_SET TASK A_: In the passage on Colin Kaepernick's protest, translate the sentence "Other players would soon follow in his example." into Spanish.

Time is the capsule through which we interact with great sporting moments. One of these was when NFL San Francisco 49ers quarterback, Colin Kaepernick, began kneeling as the US national anthem played, before playoffs during the 2016 season. A bold move that echoed the pulse of the Black Lives Matter movement at the time and a homage to the Black Power Fist raised by Tommie Smith and John Carlos at the 1968 Olympic Games in Mexico City. ‘I am not going to stand up to show pride in a flag for a country that oppresses Black people and people of colour. To me, this is bigger than football,’ Kaepernick commented at the time. Other players would soon follow in his example. The protests made national headlines and drew strong reactions from both supporters and critics alike, all the way up to the echelons of political power. Then US President Barack Obama heralded Kaepernick’s ‘constitutional right to make a statement,’ while then-Republican presidential nominee Donald Trump postured: ‘I think it’s a terrible thing, and you know, maybe he should find a country that works better for him. Let him try, it won’t happen.’ It came with a hefty price though for Kaepernick, who went unsigned the following offseason, and by the time this has gone to print, has been unable to land a place on another team since.

_SET TASK B_: Recast the rows as a JSON list of strings, starting at the line that contains "network-line [827, 180, 863, 191]" and running through the last row, both ends included. Give one string per line and leave out blank lines.

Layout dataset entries
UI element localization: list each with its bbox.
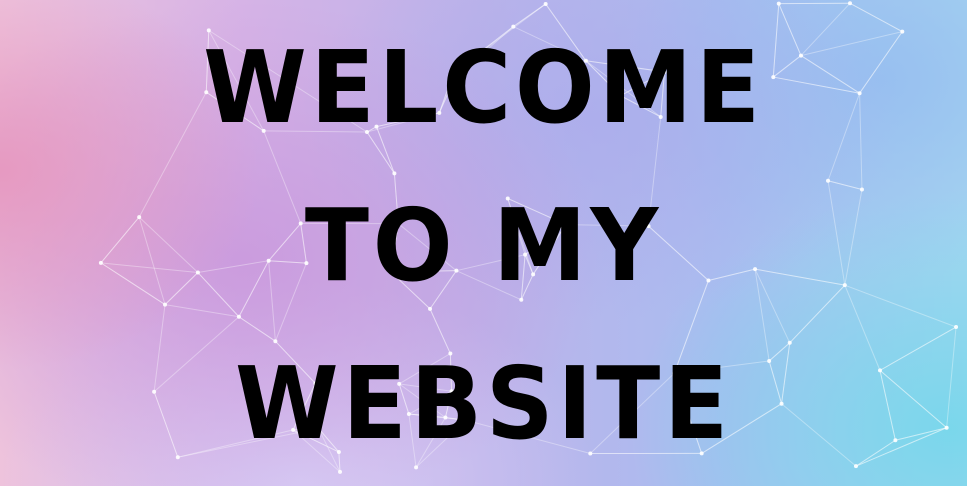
network-line [827, 180, 863, 191]
network-node [236, 314, 241, 319]
network-node [787, 340, 792, 345]
network-node [859, 187, 864, 192]
network-node [338, 469, 343, 474]
network-line [164, 304, 240, 318]
network-line [238, 316, 276, 342]
network-node [414, 465, 419, 470]
network-node [175, 455, 180, 460]
network-line [849, 2, 903, 33]
welcome-heading-line-3: WEBSITE [235, 345, 732, 462]
welcome-heading-line-1: WELCOME [203, 29, 764, 146]
network-node [847, 1, 852, 6]
network-line [946, 326, 957, 428]
network-node [543, 1, 548, 6]
welcome-heading-line-2: TO MY [304, 187, 663, 304]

_WRITTEN SOLUTION A_: Otros jugadores pronto seguirían su ejemplo.

_WRITTEN SOLUTION B_:
[
  "network-line [827, 180, 863, 191]",
  "network-node [236, 314, 241, 319]",
  "network-node [787, 340, 792, 345]",
  "network-node [859, 187, 864, 192]",
  "network-node [338, 469, 343, 474]",
  "network-line [164, 304, 240, 318]",
  "network-line [238, 316, 276, 342]",
  "network-node [414, 465, 419, 470]",
  "network-node [175, 455, 180, 460]",
  "network-line [849, 2, 903, 33]",
  "welcome-heading-line-3: WEBSITE [235, 345, 732, 462]",
  "welcome-heading-line-1: WELCOME [203, 29, 764, 146]",
  "network-node [847, 1, 852, 6]",
  "network-line [946, 326, 957, 428]",
  "network-node [543, 1, 548, 6]",
  "welcome-heading-line-2: TO MY [304, 187, 663, 304]"
]